Work instructions> Find and copy every line in the records that includes the string "color".

Dataset excerpts>
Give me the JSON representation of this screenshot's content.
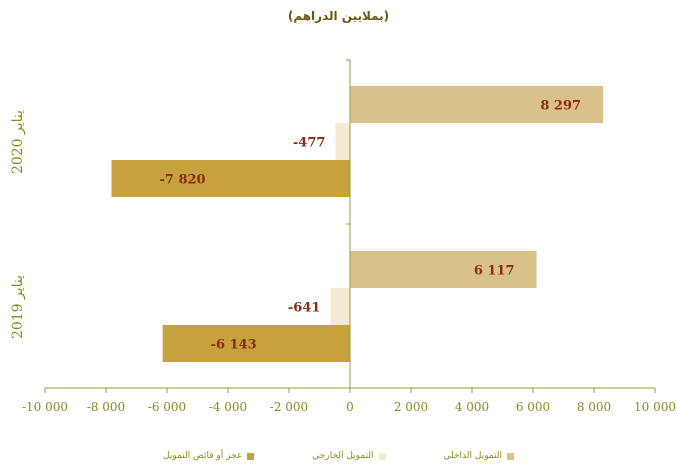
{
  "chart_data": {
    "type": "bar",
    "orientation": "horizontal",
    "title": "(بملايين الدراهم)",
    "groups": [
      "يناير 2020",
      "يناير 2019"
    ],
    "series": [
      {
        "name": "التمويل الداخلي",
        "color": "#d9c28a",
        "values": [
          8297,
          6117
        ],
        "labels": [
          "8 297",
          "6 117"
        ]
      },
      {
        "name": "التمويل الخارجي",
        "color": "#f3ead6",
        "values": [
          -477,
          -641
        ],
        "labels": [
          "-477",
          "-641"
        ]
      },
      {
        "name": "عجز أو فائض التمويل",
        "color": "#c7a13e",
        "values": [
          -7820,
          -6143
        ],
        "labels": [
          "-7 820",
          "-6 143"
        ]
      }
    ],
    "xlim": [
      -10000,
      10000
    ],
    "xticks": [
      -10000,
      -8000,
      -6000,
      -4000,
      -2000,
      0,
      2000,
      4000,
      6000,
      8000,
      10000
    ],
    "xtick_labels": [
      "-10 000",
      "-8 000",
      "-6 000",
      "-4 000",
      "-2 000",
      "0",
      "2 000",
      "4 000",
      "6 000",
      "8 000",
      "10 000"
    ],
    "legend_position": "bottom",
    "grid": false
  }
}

Task response>
        "color": "#d9c28a",
        "color": "#f3ead6",
        "color": "#c7a13e",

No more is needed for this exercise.